__SET EXERCISE__. Give a count of the lines below that have the string "nation" in them, with no other words.

-- begin DATASET EXTRACT --

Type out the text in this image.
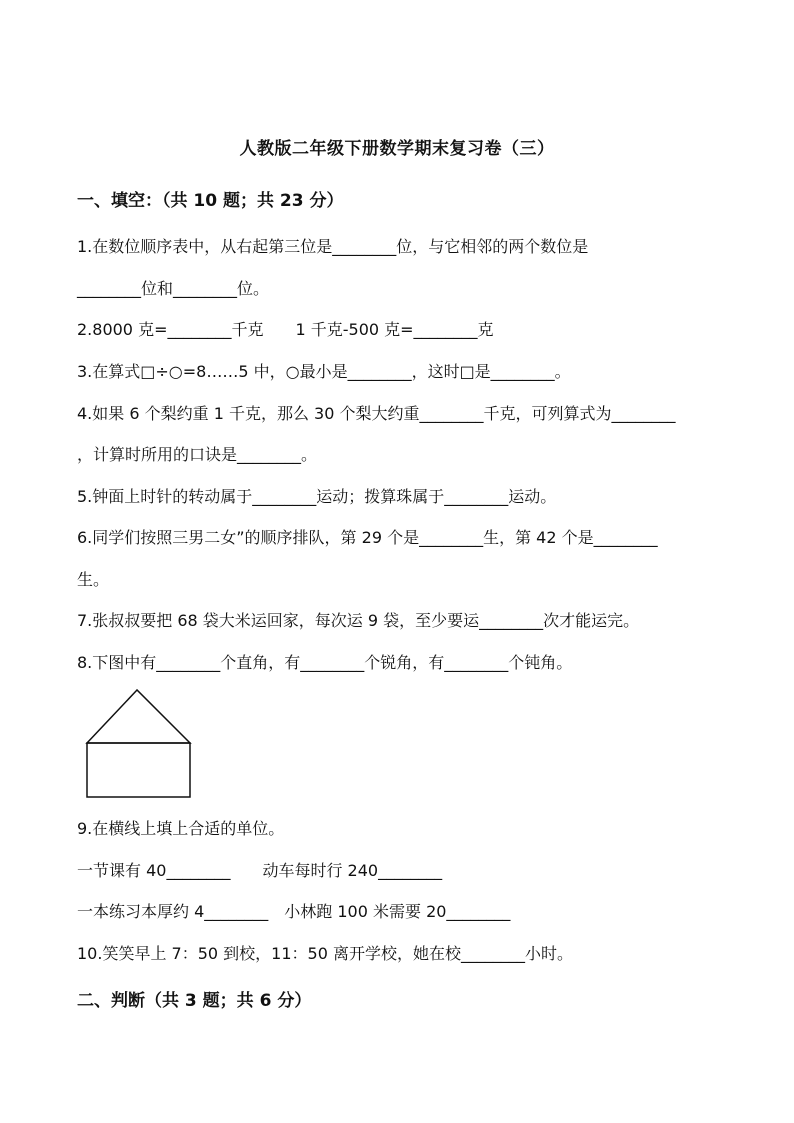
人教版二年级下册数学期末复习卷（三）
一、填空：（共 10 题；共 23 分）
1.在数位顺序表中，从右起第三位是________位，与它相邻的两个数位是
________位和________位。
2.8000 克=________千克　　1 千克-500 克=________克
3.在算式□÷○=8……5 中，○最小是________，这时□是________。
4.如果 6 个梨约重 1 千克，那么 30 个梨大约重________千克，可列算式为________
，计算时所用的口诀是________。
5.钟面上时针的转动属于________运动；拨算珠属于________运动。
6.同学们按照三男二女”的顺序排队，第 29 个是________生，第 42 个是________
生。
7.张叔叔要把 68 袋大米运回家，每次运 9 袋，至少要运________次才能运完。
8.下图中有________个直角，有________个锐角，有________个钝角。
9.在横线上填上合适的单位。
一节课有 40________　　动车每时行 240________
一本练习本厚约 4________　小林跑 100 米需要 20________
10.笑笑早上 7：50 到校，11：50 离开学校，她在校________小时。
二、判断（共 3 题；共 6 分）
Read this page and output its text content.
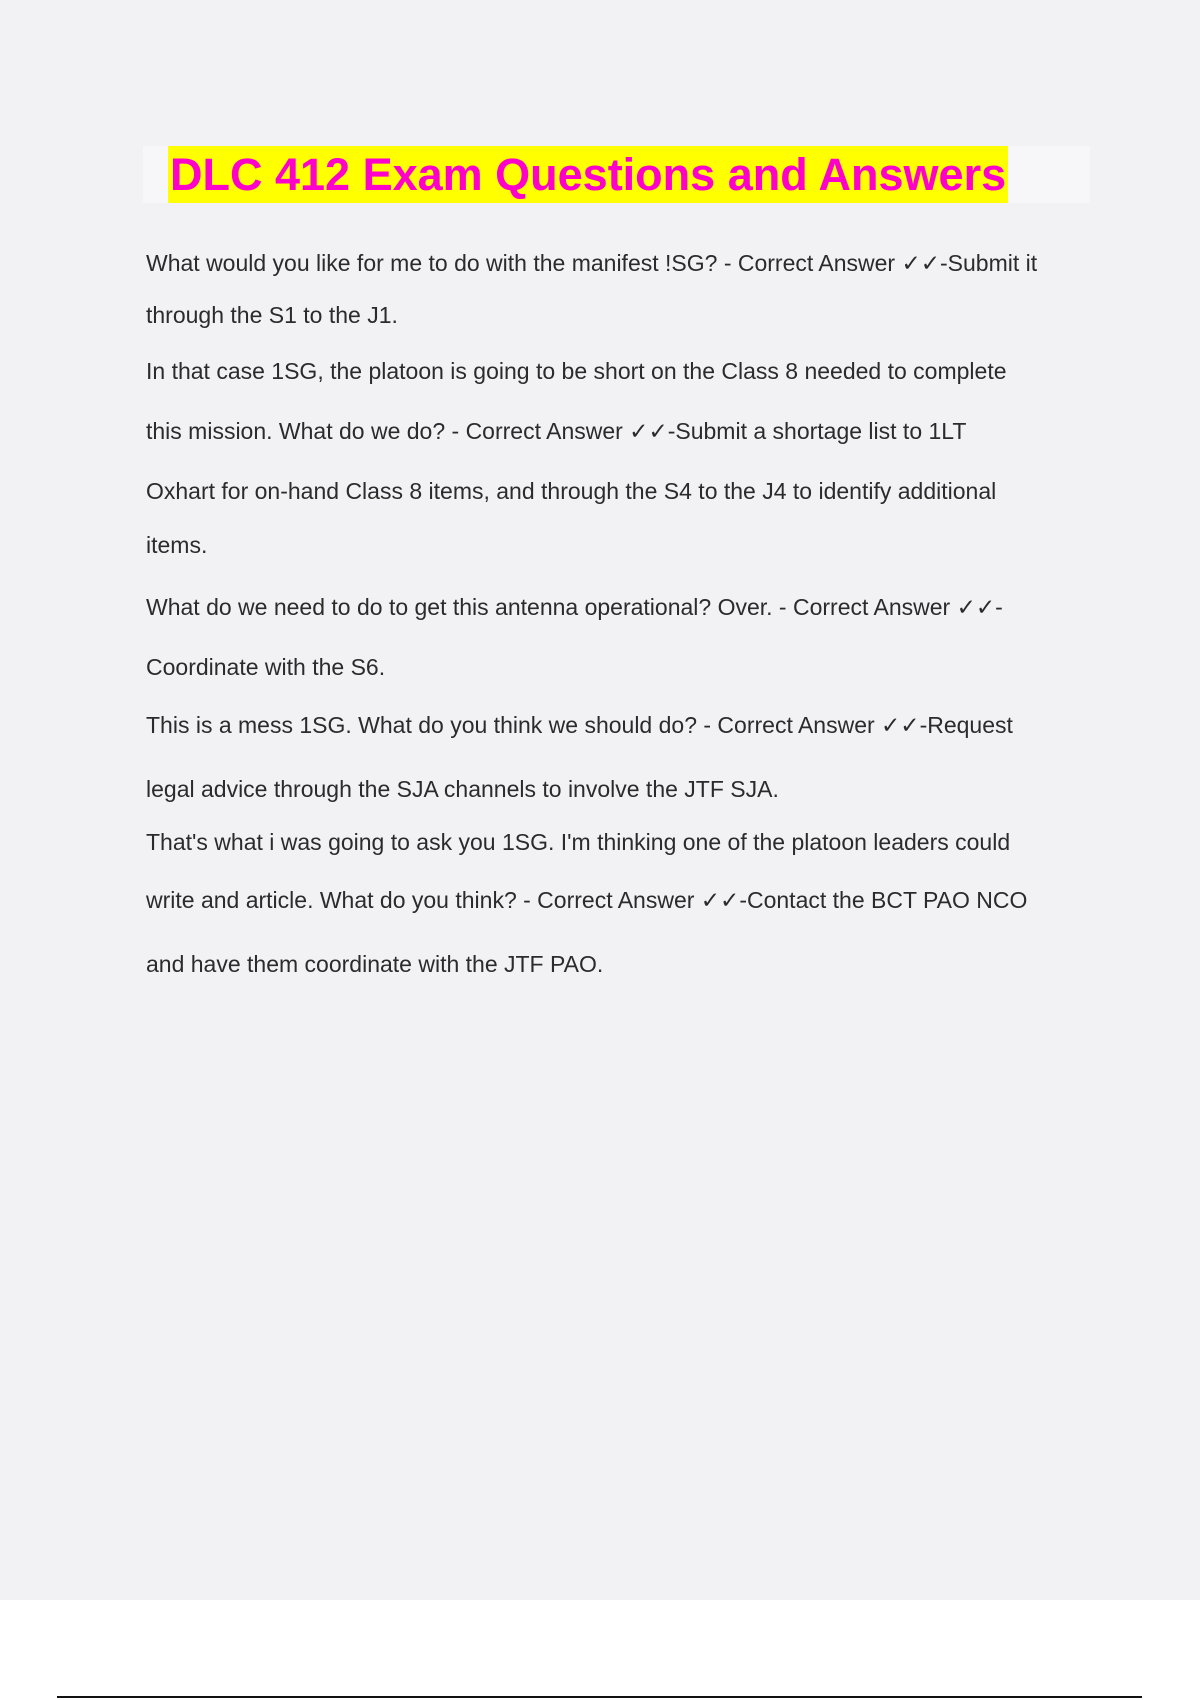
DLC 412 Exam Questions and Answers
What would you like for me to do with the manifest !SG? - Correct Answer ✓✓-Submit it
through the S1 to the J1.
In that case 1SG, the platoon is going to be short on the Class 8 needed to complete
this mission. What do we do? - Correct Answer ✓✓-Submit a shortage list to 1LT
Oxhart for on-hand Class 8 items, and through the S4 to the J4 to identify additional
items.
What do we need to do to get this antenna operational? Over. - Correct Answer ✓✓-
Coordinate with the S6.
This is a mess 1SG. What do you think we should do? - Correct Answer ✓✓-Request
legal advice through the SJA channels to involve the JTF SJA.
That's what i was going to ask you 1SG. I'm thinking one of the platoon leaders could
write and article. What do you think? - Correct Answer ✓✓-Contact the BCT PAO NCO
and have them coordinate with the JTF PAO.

-- end DATASET EXTRACT --
-- begin DATASET EXTRACT --

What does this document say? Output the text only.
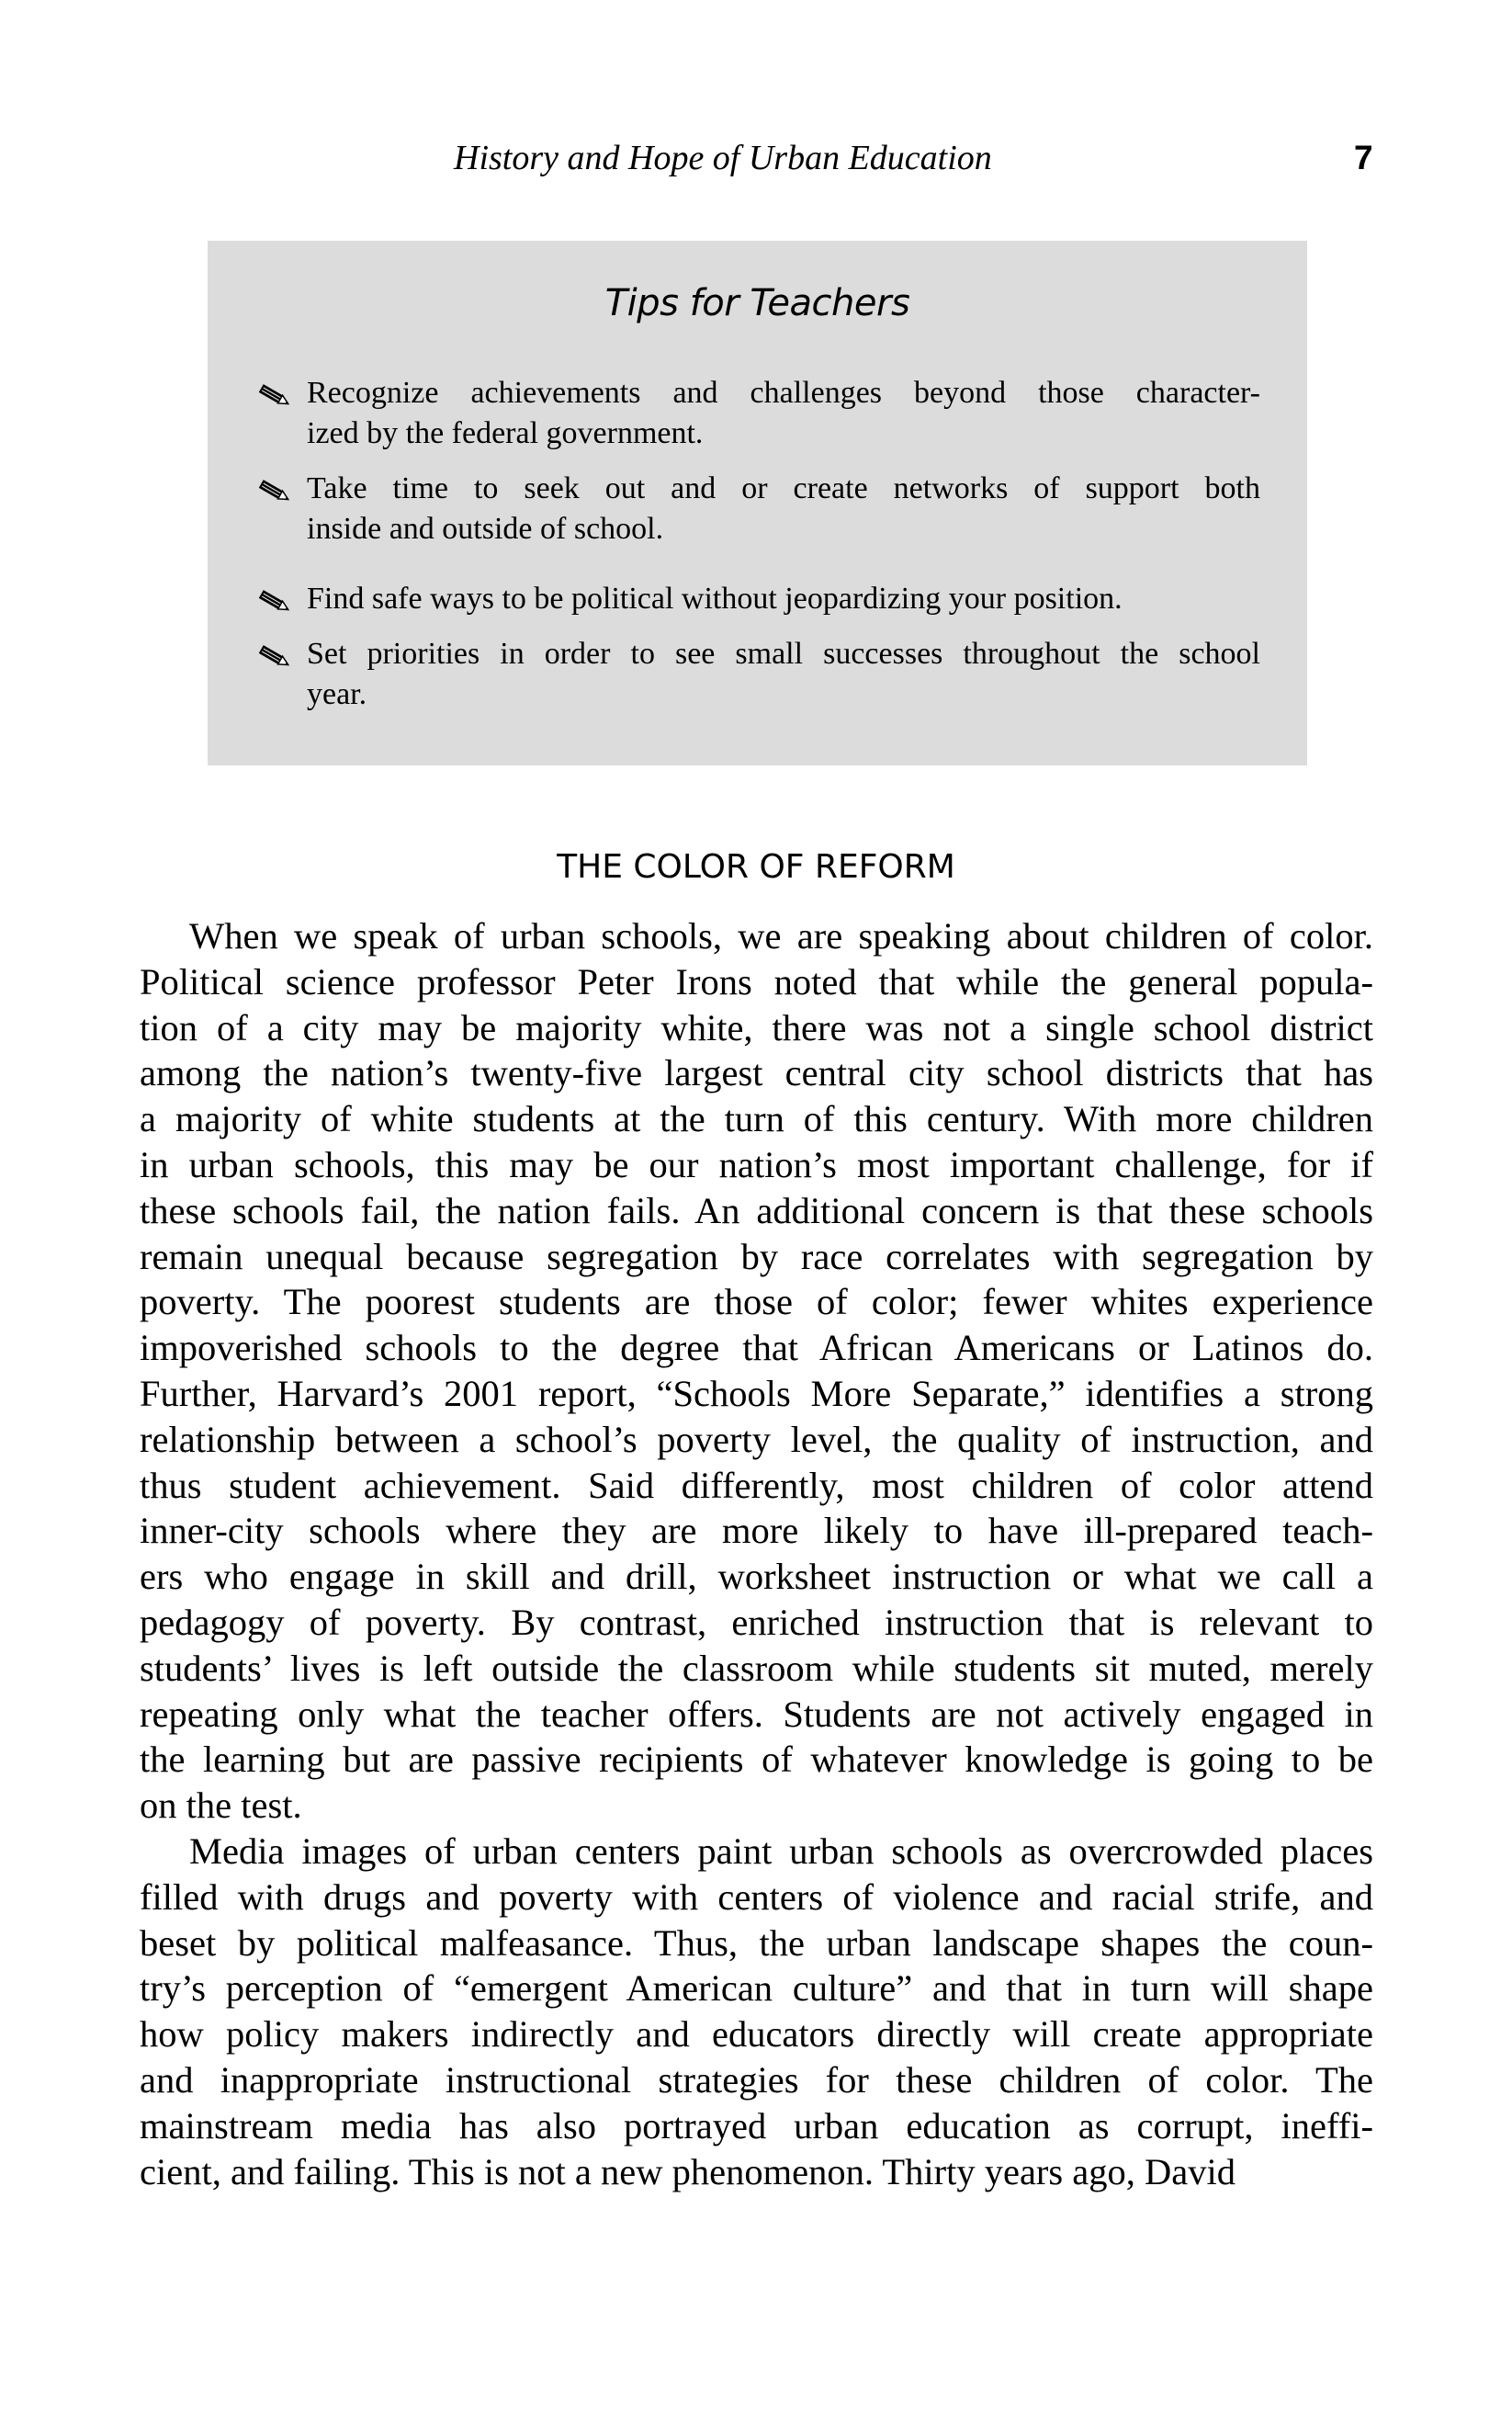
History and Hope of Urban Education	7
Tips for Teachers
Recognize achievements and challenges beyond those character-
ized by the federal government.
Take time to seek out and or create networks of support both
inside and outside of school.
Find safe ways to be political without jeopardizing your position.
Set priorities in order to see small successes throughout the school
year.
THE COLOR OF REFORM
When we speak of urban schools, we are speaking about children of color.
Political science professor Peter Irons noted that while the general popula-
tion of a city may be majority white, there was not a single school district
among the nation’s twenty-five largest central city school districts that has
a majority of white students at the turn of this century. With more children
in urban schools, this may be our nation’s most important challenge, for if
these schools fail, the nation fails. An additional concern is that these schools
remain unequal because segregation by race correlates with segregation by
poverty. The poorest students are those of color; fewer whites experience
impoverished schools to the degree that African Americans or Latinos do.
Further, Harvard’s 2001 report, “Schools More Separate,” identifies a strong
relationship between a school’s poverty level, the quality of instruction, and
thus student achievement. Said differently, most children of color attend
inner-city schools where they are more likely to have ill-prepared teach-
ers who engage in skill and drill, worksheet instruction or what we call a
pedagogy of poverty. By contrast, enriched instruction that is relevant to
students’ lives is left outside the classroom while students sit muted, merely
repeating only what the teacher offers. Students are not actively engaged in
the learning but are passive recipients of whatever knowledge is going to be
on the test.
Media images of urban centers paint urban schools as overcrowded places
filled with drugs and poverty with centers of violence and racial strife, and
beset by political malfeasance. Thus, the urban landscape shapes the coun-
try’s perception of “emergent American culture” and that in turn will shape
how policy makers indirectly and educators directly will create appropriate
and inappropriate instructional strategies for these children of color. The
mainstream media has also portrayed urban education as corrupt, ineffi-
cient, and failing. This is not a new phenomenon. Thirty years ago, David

-- end DATASET EXTRACT --

__ANSWER TO THIS PROBLEM__. 3